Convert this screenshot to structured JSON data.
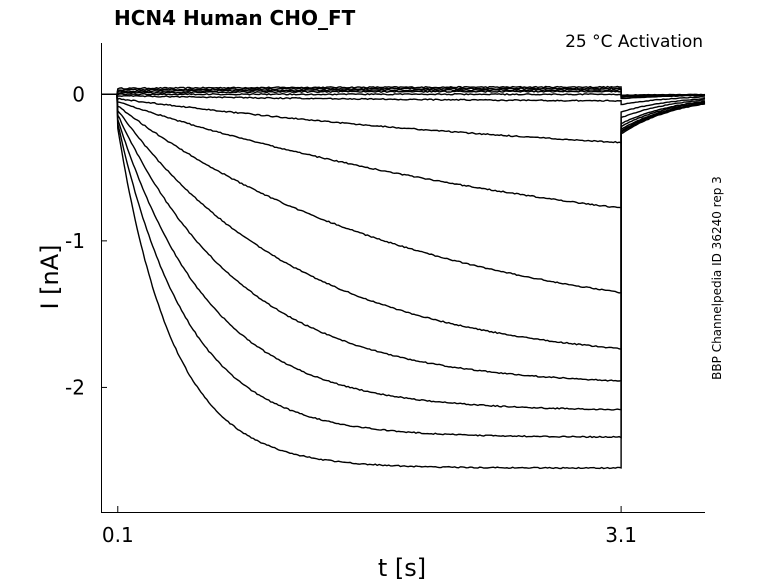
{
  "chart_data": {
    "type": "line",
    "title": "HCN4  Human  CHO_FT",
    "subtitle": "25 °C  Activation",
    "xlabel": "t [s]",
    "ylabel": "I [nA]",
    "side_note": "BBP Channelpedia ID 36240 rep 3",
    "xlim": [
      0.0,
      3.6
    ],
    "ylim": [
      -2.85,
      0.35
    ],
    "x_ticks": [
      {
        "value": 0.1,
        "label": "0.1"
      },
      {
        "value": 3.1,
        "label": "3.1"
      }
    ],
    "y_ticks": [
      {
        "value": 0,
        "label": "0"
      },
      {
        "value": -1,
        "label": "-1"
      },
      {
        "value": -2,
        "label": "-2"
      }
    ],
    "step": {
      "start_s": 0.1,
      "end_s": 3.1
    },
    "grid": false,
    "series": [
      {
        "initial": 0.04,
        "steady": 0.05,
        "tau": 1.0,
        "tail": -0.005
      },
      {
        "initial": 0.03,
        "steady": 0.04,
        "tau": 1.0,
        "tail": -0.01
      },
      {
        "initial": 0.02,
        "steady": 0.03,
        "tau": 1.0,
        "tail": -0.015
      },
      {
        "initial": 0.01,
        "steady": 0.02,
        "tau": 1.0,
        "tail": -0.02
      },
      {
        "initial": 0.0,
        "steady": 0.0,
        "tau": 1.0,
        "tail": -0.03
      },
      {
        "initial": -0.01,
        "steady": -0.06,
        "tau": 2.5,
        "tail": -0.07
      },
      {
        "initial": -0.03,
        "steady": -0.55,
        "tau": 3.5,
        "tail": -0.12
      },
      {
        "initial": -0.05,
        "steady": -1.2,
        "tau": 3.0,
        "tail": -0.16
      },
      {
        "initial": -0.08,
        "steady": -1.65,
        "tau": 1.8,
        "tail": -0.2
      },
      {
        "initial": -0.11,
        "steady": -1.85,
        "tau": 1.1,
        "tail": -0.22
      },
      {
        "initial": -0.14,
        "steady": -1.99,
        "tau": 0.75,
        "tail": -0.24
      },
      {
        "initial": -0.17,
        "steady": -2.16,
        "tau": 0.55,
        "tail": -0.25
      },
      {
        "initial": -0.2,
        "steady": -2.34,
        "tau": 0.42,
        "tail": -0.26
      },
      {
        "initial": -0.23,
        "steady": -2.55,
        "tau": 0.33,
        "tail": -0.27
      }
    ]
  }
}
= = = = =
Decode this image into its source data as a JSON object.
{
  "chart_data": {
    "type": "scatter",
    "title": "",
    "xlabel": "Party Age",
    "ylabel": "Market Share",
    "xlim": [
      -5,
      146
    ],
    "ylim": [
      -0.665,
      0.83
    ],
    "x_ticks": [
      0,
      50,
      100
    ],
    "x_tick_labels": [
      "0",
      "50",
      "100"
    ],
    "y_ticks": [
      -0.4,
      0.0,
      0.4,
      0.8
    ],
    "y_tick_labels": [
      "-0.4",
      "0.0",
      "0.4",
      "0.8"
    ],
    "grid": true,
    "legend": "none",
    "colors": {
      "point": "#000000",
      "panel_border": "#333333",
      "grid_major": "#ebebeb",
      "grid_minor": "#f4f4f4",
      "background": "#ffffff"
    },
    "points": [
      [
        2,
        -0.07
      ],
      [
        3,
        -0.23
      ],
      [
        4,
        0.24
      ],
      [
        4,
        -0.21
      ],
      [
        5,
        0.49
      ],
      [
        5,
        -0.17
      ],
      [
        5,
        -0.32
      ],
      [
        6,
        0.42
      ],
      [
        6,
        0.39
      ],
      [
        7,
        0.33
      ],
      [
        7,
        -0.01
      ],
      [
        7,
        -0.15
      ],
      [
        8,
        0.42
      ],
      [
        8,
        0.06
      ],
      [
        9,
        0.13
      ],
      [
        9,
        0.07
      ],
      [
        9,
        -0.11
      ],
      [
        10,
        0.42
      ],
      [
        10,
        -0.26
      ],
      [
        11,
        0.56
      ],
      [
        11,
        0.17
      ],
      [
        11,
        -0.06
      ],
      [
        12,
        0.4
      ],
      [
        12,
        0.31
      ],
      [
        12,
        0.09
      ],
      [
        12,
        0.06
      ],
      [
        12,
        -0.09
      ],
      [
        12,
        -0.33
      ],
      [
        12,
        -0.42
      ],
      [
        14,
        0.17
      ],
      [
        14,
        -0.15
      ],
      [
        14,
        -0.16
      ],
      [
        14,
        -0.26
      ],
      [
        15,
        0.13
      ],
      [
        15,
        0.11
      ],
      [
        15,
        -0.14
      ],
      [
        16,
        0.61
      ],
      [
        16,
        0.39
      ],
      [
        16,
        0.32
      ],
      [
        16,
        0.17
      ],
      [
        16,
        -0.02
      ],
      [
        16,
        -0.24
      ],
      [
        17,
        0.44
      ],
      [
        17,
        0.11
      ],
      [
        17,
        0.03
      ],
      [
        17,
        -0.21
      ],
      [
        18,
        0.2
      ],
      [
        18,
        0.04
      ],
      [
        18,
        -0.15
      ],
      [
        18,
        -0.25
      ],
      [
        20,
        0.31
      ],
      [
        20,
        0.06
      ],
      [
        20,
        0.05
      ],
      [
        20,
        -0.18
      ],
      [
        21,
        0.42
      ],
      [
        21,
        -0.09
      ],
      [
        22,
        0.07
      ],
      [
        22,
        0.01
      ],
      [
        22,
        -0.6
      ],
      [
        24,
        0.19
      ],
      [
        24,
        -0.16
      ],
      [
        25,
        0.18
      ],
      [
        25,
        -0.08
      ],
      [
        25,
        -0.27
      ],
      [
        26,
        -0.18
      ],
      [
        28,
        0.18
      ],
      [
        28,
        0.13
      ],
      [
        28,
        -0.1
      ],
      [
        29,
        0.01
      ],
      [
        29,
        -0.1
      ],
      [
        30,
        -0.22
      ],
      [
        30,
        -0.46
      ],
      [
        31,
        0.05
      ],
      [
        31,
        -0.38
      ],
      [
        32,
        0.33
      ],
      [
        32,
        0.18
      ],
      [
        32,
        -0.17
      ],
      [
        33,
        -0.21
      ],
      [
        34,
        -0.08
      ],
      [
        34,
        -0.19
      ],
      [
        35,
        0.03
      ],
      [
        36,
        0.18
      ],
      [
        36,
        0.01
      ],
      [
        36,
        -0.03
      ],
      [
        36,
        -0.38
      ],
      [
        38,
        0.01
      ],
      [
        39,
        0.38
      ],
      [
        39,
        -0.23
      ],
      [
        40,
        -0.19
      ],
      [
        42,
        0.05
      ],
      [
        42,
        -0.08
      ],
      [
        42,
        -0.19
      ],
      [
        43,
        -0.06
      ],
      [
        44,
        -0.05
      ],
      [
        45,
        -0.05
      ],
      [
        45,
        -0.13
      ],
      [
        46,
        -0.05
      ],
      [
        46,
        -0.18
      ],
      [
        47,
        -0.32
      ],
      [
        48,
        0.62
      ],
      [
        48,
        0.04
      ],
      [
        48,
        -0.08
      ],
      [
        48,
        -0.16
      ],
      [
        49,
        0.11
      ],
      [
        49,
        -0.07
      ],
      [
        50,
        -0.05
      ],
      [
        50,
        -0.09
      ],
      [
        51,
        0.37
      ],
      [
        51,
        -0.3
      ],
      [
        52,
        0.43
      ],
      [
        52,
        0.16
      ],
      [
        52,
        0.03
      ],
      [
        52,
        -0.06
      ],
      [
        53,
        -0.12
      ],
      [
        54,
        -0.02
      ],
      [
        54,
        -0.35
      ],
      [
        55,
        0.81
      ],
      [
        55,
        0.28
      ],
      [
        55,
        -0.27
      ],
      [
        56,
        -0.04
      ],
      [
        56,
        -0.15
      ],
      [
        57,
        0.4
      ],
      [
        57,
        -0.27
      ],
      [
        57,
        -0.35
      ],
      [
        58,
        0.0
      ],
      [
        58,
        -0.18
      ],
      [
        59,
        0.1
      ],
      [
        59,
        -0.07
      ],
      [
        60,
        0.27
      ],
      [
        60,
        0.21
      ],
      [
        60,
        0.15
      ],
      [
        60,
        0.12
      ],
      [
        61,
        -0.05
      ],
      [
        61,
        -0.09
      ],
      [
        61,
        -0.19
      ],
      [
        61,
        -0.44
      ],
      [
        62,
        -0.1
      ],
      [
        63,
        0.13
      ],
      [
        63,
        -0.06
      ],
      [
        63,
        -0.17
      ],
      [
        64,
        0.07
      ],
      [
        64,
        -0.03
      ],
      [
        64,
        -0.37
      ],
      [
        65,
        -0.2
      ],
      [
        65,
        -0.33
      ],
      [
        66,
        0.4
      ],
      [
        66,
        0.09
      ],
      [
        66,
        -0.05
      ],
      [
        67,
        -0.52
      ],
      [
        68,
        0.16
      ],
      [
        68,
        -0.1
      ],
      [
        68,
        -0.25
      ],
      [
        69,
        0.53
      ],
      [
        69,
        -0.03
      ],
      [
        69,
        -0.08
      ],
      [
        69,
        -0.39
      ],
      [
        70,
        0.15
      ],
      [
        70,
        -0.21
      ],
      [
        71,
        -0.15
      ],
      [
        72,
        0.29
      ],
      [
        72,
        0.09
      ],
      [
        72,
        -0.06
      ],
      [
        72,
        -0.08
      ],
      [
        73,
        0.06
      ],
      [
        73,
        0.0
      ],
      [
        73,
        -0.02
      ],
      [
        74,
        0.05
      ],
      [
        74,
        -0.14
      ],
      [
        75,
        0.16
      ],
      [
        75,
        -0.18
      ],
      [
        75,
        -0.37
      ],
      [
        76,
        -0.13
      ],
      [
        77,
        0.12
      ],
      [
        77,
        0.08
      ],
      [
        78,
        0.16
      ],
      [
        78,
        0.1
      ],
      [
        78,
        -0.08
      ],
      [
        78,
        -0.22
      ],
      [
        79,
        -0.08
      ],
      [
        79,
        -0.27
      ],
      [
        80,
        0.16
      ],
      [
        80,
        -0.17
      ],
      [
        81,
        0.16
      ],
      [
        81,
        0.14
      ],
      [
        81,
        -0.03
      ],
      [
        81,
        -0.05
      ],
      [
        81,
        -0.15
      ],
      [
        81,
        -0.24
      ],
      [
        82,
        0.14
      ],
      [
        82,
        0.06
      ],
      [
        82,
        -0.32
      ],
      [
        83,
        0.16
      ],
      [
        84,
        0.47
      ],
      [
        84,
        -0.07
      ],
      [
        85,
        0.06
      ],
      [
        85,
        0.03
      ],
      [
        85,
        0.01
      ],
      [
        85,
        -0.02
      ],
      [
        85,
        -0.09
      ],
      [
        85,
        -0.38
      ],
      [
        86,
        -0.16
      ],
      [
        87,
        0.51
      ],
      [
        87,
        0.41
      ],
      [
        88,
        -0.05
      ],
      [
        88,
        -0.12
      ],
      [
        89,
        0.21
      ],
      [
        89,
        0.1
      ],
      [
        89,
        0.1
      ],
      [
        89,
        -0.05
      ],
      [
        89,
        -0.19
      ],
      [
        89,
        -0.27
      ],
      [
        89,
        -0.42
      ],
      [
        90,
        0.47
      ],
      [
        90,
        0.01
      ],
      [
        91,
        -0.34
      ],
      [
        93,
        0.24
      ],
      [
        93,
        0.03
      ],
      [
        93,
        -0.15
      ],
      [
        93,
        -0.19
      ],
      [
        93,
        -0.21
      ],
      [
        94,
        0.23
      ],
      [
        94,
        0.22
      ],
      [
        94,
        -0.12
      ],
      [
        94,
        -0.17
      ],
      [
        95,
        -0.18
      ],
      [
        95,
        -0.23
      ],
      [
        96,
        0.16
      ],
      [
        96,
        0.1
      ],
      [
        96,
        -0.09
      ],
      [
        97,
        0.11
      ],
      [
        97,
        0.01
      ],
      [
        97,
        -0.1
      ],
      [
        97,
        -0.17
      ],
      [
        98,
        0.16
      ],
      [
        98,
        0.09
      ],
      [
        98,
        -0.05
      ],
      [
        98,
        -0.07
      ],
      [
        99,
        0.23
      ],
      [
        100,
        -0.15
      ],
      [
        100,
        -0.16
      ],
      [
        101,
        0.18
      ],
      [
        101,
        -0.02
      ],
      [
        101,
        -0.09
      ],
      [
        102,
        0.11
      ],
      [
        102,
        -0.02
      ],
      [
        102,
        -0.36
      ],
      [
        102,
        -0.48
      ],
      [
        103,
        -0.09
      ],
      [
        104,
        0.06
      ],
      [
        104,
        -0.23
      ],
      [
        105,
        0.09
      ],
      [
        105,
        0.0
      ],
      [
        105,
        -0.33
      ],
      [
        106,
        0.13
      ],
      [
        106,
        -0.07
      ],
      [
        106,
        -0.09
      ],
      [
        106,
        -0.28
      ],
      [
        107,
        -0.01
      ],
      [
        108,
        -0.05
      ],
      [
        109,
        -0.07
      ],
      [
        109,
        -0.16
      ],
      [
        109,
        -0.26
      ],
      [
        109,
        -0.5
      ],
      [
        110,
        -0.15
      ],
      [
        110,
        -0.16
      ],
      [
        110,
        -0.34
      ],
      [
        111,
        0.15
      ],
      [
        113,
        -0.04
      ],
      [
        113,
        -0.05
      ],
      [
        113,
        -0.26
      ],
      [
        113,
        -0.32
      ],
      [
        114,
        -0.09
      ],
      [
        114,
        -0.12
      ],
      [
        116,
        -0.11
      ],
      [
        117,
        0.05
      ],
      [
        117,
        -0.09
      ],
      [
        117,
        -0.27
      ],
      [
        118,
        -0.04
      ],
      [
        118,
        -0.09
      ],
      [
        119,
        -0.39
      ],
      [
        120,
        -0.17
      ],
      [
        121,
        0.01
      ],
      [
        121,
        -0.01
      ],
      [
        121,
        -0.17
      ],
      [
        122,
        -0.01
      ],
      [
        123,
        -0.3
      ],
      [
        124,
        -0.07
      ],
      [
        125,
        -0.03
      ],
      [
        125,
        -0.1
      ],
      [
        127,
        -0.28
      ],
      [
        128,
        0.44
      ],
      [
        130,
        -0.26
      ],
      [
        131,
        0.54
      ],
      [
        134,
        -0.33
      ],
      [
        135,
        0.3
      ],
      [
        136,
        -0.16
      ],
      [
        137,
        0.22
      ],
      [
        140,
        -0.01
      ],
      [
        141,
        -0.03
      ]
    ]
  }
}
= = = = =
**EXERCISE GOAL**.
Reproduce each line holding the word "this".

**WRITTEN ANSWER**.
Convert this screenshot to structured JSON data.
Decode this image into its source data as a JSON object.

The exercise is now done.